**Problem statement**.
Copy out every one of the dataset entries below word for word. Leave the pictures out of your copy.
──────── Records for processing ────────
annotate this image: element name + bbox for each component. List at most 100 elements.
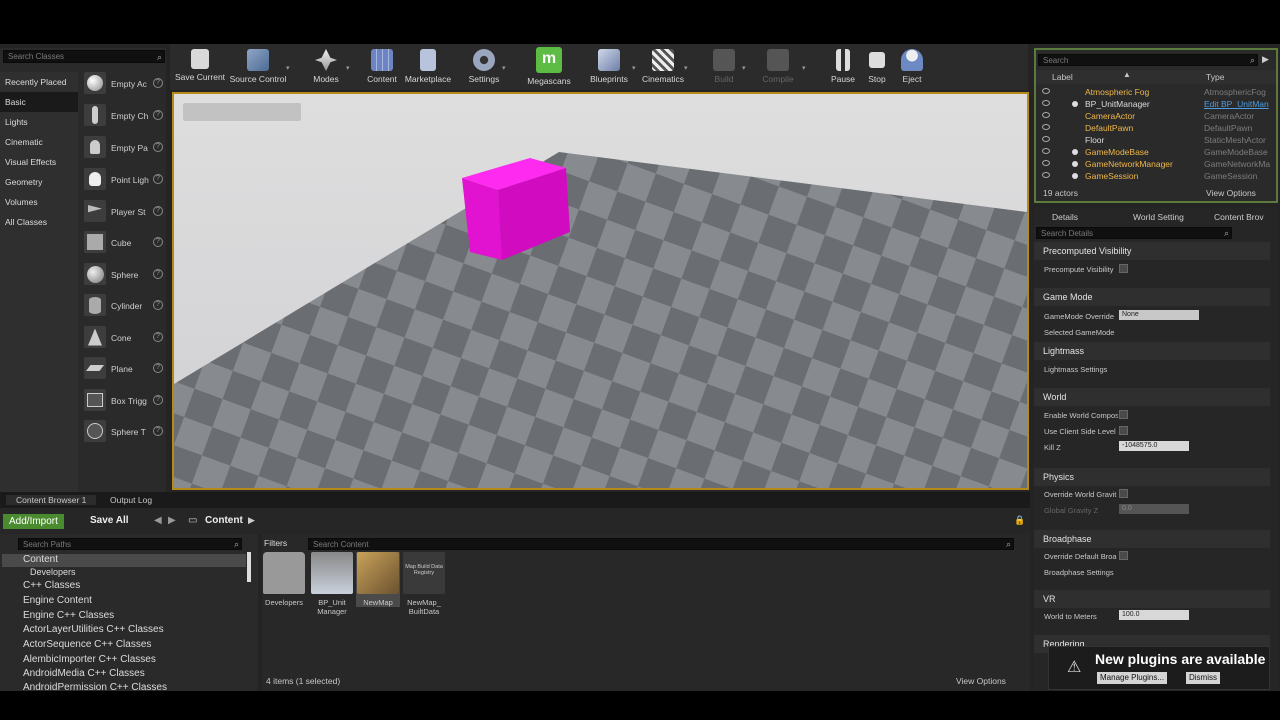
- settings-button[interactable]: Settings: [464, 46, 504, 88]
- help-icon[interactable]: ?: [153, 269, 163, 279]
- breadcrumb-arrow-icon[interactable]: ▶: [248, 515, 255, 526]
- actor-row[interactable]: Atmospheric Fog AtmosphericFog: [1042, 87, 1272, 99]
- help-icon[interactable]: ?: [153, 395, 163, 405]
- compile-button[interactable]: Compile: [758, 46, 798, 88]
- help-icon[interactable]: ?: [153, 363, 163, 373]
- cinematics-dropdown-icon[interactable]: ▾: [684, 64, 688, 72]
- path-breadcrumb[interactable]: Content: [205, 515, 243, 526]
- actor-row[interactable]: GameSession GameSession: [1042, 171, 1272, 183]
- tree-item[interactable]: ActorSequence C++ Classes: [23, 639, 151, 650]
- asset-newmap-builtdata[interactable]: Map Build Data Registry NewMap_ BuiltData: [402, 552, 446, 616]
- place-item-cylinder[interactable]: Cylinder?: [82, 292, 166, 322]
- global-gravity-input[interactable]: 0.0: [1119, 504, 1189, 514]
- content-button[interactable]: Content: [364, 46, 400, 88]
- asset-view-options-button[interactable]: View Options: [956, 676, 1006, 686]
- tree-item-developers[interactable]: Developers: [30, 567, 76, 577]
- tab-content-browser-1[interactable]: Content Browser 1: [6, 495, 97, 505]
- stop-button[interactable]: Stop: [864, 46, 890, 88]
- section-game-mode[interactable]: Game Mode: [1034, 288, 1270, 306]
- save-all-button[interactable]: Save All: [90, 515, 129, 526]
- help-icon[interactable]: ?: [153, 300, 163, 310]
- tree-item[interactable]: C++ Classes: [23, 580, 80, 591]
- search-details-input[interactable]: Search Details ⌕: [1036, 227, 1232, 239]
- tree-item-content[interactable]: Content: [23, 554, 58, 565]
- save-current-button[interactable]: Save Current: [174, 46, 226, 88]
- world-to-meters-input[interactable]: 100.0: [1119, 610, 1189, 620]
- modes-button[interactable]: Modes: [306, 46, 346, 88]
- megascans-button[interactable]: m Megascans: [524, 46, 574, 88]
- place-item-box-trigger[interactable]: Box Trigg?: [82, 387, 166, 417]
- tree-item[interactable]: Engine Content: [23, 595, 92, 606]
- gamemode-override-dropdown[interactable]: None: [1119, 310, 1199, 320]
- search-classes-input[interactable]: Search Classes ⌕: [3, 50, 165, 63]
- eye-icon[interactable]: [1042, 160, 1050, 166]
- modes-dropdown-icon[interactable]: ▾: [346, 64, 350, 72]
- help-icon[interactable]: ?: [153, 426, 163, 436]
- tab-output-log[interactable]: Output Log: [110, 495, 152, 505]
- category-visual-effects[interactable]: Visual Effects: [0, 152, 78, 172]
- tree-item[interactable]: AndroidPermission C++ Classes: [23, 682, 167, 693]
- blueprints-button[interactable]: Blueprints: [584, 46, 634, 88]
- settings-dropdown-icon[interactable]: ▾: [502, 64, 506, 72]
- help-icon[interactable]: ?: [153, 206, 163, 216]
- asset-bp-unit-manager[interactable]: BP_Unit Manager: [310, 552, 354, 616]
- asset-developers-folder[interactable]: Developers: [262, 552, 306, 607]
- place-item-cone[interactable]: Cone?: [82, 324, 166, 354]
- filters-button[interactable]: Filters: [264, 538, 287, 548]
- help-icon[interactable]: ?: [153, 78, 163, 88]
- help-icon[interactable]: ?: [153, 174, 163, 184]
- cinematics-button[interactable]: Cinematics: [640, 46, 686, 88]
- add-import-button[interactable]: Add/Import: [3, 514, 64, 529]
- tab-content-browser[interactable]: Content Brov: [1214, 208, 1264, 226]
- forward-arrow-icon[interactable]: ▶: [168, 515, 176, 526]
- prop-label[interactable]: Lightmass Settings: [1044, 365, 1118, 374]
- tree-scrollbar[interactable]: [247, 552, 251, 582]
- section-physics[interactable]: Physics: [1034, 468, 1270, 486]
- back-arrow-icon[interactable]: ◀: [154, 515, 162, 526]
- override-world-gravity-checkbox[interactable]: [1119, 489, 1128, 498]
- place-item-sphere[interactable]: Sphere?: [82, 261, 166, 291]
- eye-icon[interactable]: [1042, 172, 1050, 178]
- eye-icon[interactable]: [1042, 88, 1050, 94]
- section-precomputed-visibility[interactable]: Precomputed Visibility: [1034, 242, 1270, 260]
- eye-icon[interactable]: [1042, 112, 1050, 118]
- actor-row[interactable]: Floor StaticMeshActor: [1042, 135, 1272, 147]
- compile-dropdown-icon[interactable]: ▾: [802, 64, 806, 72]
- category-cinematic[interactable]: Cinematic: [0, 132, 78, 152]
- eject-button[interactable]: Eject: [898, 46, 926, 88]
- precompute-visibility-checkbox[interactable]: [1119, 264, 1128, 273]
- outliner-options-icon[interactable]: ▶: [1262, 54, 1269, 64]
- place-item-player-start[interactable]: Player St?: [82, 198, 166, 228]
- place-item-plane[interactable]: Plane?: [82, 355, 166, 385]
- help-icon[interactable]: ?: [153, 142, 163, 152]
- asset-newmap[interactable]: NewMap: [356, 552, 400, 607]
- actor-row[interactable]: BP_UnitManager Edit BP_UnitMan: [1042, 99, 1272, 111]
- eye-icon[interactable]: [1042, 124, 1050, 130]
- tree-item[interactable]: ActorLayerUtilities C++ Classes: [23, 624, 164, 635]
- actor-row[interactable]: GameNetworkManager GameNetworkMa: [1042, 159, 1272, 171]
- actor-row[interactable]: DefaultPawn DefaultPawn: [1042, 123, 1272, 135]
- category-recently-placed[interactable]: Recently Placed: [0, 72, 78, 92]
- prop-label[interactable]: Selected GameMode: [1044, 328, 1118, 337]
- help-icon[interactable]: ?: [153, 332, 163, 342]
- place-item-cube[interactable]: Cube?: [82, 229, 166, 259]
- category-geometry[interactable]: Geometry: [0, 172, 78, 192]
- tree-item[interactable]: AlembicImporter C++ Classes: [23, 654, 156, 665]
- place-item-empty-character[interactable]: Empty Ch?: [82, 102, 166, 132]
- section-world[interactable]: World: [1034, 388, 1270, 406]
- label-column-header[interactable]: Label: [1052, 72, 1073, 82]
- view-options-button[interactable]: View Options: [1206, 188, 1256, 198]
- override-broadphase-checkbox[interactable]: [1119, 551, 1128, 560]
- place-item-point-light[interactable]: Point Ligh?: [82, 166, 166, 196]
- actor-row[interactable]: GameModeBase GameModeBase: [1042, 147, 1272, 159]
- edit-blueprint-link[interactable]: Edit BP_UnitMan: [1204, 99, 1272, 109]
- search-paths-input[interactable]: Search Paths ⌕: [18, 538, 242, 550]
- blueprints-dropdown-icon[interactable]: ▾: [632, 64, 636, 72]
- enable-world-composition-checkbox[interactable]: [1119, 410, 1128, 419]
- source-control-dropdown-icon[interactable]: ▾: [286, 64, 290, 72]
- source-control-button[interactable]: Source Control: [228, 46, 288, 88]
- build-dropdown-icon[interactable]: ▾: [742, 64, 746, 72]
- tree-item[interactable]: AndroidMedia C++ Classes: [23, 668, 145, 679]
- section-vr[interactable]: VR: [1034, 590, 1270, 608]
- place-item-sphere-trigger[interactable]: Sphere T?: [82, 418, 166, 448]
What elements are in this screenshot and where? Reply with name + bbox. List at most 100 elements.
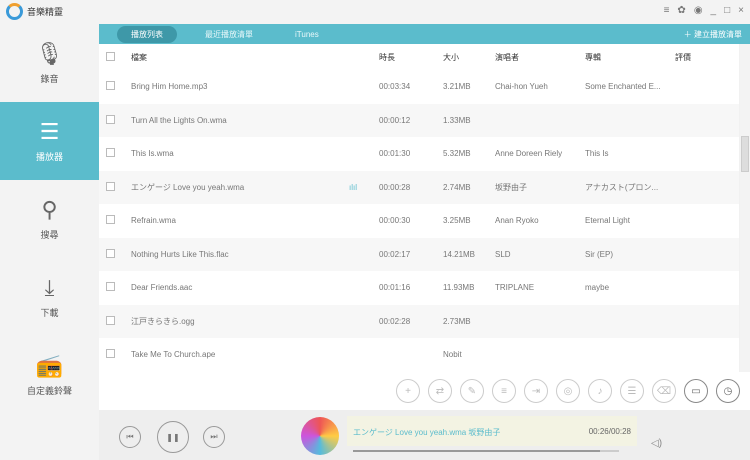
────────
**Output for this exercise**.
annotate this image: element name + bbox for each component. List at most 100 elements.
- settings-button[interactable]: Settings: [464, 46, 504, 88]
- help-icon[interactable]: ?: [153, 269, 163, 279]
- breadcrumb-arrow-icon[interactable]: ▶: [248, 515, 255, 526]
- actor-row[interactable]: Atmospheric Fog AtmosphericFog: [1042, 87, 1272, 99]
- help-icon[interactable]: ?: [153, 395, 163, 405]
- compile-button[interactable]: Compile: [758, 46, 798, 88]
- help-icon[interactable]: ?: [153, 363, 163, 373]
- cinematics-dropdown-icon[interactable]: ▾: [684, 64, 688, 72]
- path-breadcrumb[interactable]: Content: [205, 515, 243, 526]
- actor-row[interactable]: GameSession GameSession: [1042, 171, 1272, 183]
- tree-item[interactable]: ActorSequence C++ Classes: [23, 639, 151, 650]
- asset-newmap-builtdata[interactable]: Map Build Data Registry NewMap_ BuiltData: [402, 552, 446, 616]
- place-item-cylinder[interactable]: Cylinder?: [82, 292, 166, 322]
- global-gravity-input[interactable]: 0.0: [1119, 504, 1189, 514]
- content-button[interactable]: Content: [364, 46, 400, 88]
- asset-view-options-button[interactable]: View Options: [956, 676, 1006, 686]
- tree-item-developers[interactable]: Developers: [30, 567, 76, 577]
- tab-content-browser-1[interactable]: Content Browser 1: [6, 495, 97, 505]
- stop-button[interactable]: Stop: [864, 46, 890, 88]
- section-game-mode[interactable]: Game Mode: [1034, 288, 1270, 306]
- save-all-button[interactable]: Save All: [90, 515, 129, 526]
- help-icon[interactable]: ?: [153, 300, 163, 310]
- tree-item[interactable]: C++ Classes: [23, 580, 80, 591]
- search-details-input[interactable]: Search Details ⌕: [1036, 227, 1232, 239]
- tree-item-content[interactable]: Content: [23, 554, 58, 565]
- save-current-button[interactable]: Save Current: [174, 46, 226, 88]
- world-to-meters-input[interactable]: 100.0: [1119, 610, 1189, 620]
- modes-button[interactable]: Modes: [306, 46, 346, 88]
- megascans-button[interactable]: m Megascans: [524, 46, 574, 88]
- place-item-box-trigger[interactable]: Box Trigg?: [82, 387, 166, 417]
- tree-item[interactable]: Engine Content: [23, 595, 92, 606]
- gamemode-override-dropdown[interactable]: None: [1119, 310, 1199, 320]
- search-classes-input[interactable]: Search Classes ⌕: [3, 50, 165, 63]
- eye-icon[interactable]: [1042, 160, 1050, 166]
- modes-dropdown-icon[interactable]: ▾: [346, 64, 350, 72]
- help-icon[interactable]: ?: [153, 426, 163, 436]
- tab-output-log[interactable]: Output Log: [110, 495, 152, 505]
- category-visual-effects[interactable]: Visual Effects: [0, 152, 78, 172]
- tree-item[interactable]: AndroidPermission C++ Classes: [23, 682, 167, 693]
- blueprints-button[interactable]: Blueprints: [584, 46, 634, 88]
- settings-dropdown-icon[interactable]: ▾: [502, 64, 506, 72]
- help-icon[interactable]: ?: [153, 206, 163, 216]
- asset-bp-unit-manager[interactable]: BP_Unit Manager: [310, 552, 354, 616]
- asset-developers-folder[interactable]: Developers: [262, 552, 306, 607]
- place-item-cone[interactable]: Cone?: [82, 324, 166, 354]
- filters-button[interactable]: Filters: [264, 538, 287, 548]
- help-icon[interactable]: ?: [153, 78, 163, 88]
- help-icon[interactable]: ?: [153, 174, 163, 184]
- cinematics-button[interactable]: Cinematics: [640, 46, 686, 88]
- add-import-button[interactable]: Add/Import: [3, 514, 64, 529]
- tab-content-browser[interactable]: Content Brov: [1214, 208, 1264, 226]
- forward-arrow-icon[interactable]: ▶: [168, 515, 176, 526]
- prop-label[interactable]: Lightmass Settings: [1044, 365, 1118, 374]
- tree-scrollbar[interactable]: [247, 552, 251, 582]
- section-physics[interactable]: Physics: [1034, 468, 1270, 486]
- back-arrow-icon[interactable]: ◀: [154, 515, 162, 526]
- override-world-gravity-checkbox[interactable]: [1119, 489, 1128, 498]
- place-item-sphere[interactable]: Sphere?: [82, 261, 166, 291]
- eye-icon[interactable]: [1042, 172, 1050, 178]
- eye-icon[interactable]: [1042, 88, 1050, 94]
- section-precomputed-visibility[interactable]: Precomputed Visibility: [1034, 242, 1270, 260]
- eye-icon[interactable]: [1042, 112, 1050, 118]
- actor-row[interactable]: Floor StaticMeshActor: [1042, 135, 1272, 147]
- compile-dropdown-icon[interactable]: ▾: [802, 64, 806, 72]
- category-cinematic[interactable]: Cinematic: [0, 132, 78, 152]
- eject-button[interactable]: Eject: [898, 46, 926, 88]
- precompute-visibility-checkbox[interactable]: [1119, 264, 1128, 273]
- outliner-options-icon[interactable]: ▶: [1262, 54, 1269, 64]
- place-item-player-start[interactable]: Player St?: [82, 198, 166, 228]
- place-item-plane[interactable]: Plane?: [82, 355, 166, 385]
- help-icon[interactable]: ?: [153, 142, 163, 152]
- asset-newmap[interactable]: NewMap: [356, 552, 400, 607]
- actor-row[interactable]: BP_UnitManager Edit BP_UnitMan: [1042, 99, 1272, 111]
- eye-icon[interactable]: [1042, 124, 1050, 130]
- tree-item[interactable]: ActorLayerUtilities C++ Classes: [23, 624, 164, 635]
- actor-row[interactable]: GameNetworkManager GameNetworkMa: [1042, 159, 1272, 171]
- actor-row[interactable]: DefaultPawn DefaultPawn: [1042, 123, 1272, 135]
- category-recently-placed[interactable]: Recently Placed: [0, 72, 78, 92]
- prop-label[interactable]: Selected GameMode: [1044, 328, 1118, 337]
- help-icon[interactable]: ?: [153, 332, 163, 342]
- place-item-cube[interactable]: Cube?: [82, 229, 166, 259]
- category-geometry[interactable]: Geometry: [0, 172, 78, 192]
- tree-item[interactable]: AlembicImporter C++ Classes: [23, 654, 156, 665]
- place-item-empty-character[interactable]: Empty Ch?: [82, 102, 166, 132]
- section-world[interactable]: World: [1034, 388, 1270, 406]
- label-column-header[interactable]: Label: [1052, 72, 1073, 82]
- view-options-button[interactable]: View Options: [1206, 188, 1256, 198]
- override-broadphase-checkbox[interactable]: [1119, 551, 1128, 560]
- place-item-point-light[interactable]: Point Ligh?: [82, 166, 166, 196]
- actor-row[interactable]: GameModeBase GameModeBase: [1042, 147, 1272, 159]
- edit-blueprint-link[interactable]: Edit BP_UnitMan: [1204, 99, 1272, 109]
- search-paths-input[interactable]: Search Paths ⌕: [18, 538, 242, 550]
- blueprints-dropdown-icon[interactable]: ▾: [632, 64, 636, 72]
- enable-world-composition-checkbox[interactable]: [1119, 410, 1128, 419]
- source-control-dropdown-icon[interactable]: ▾: [286, 64, 290, 72]
- source-control-button[interactable]: Source Control: [228, 46, 288, 88]
- build-dropdown-icon[interactable]: ▾: [742, 64, 746, 72]
- tree-item[interactable]: AndroidMedia C++ Classes: [23, 668, 145, 679]
- section-vr[interactable]: VR: [1034, 590, 1270, 608]
- place-item-sphere-trigger[interactable]: Sphere T?: [82, 418, 166, 448]
What elements are in this screenshot and where? Reply with name + bbox. List at most 100 elements.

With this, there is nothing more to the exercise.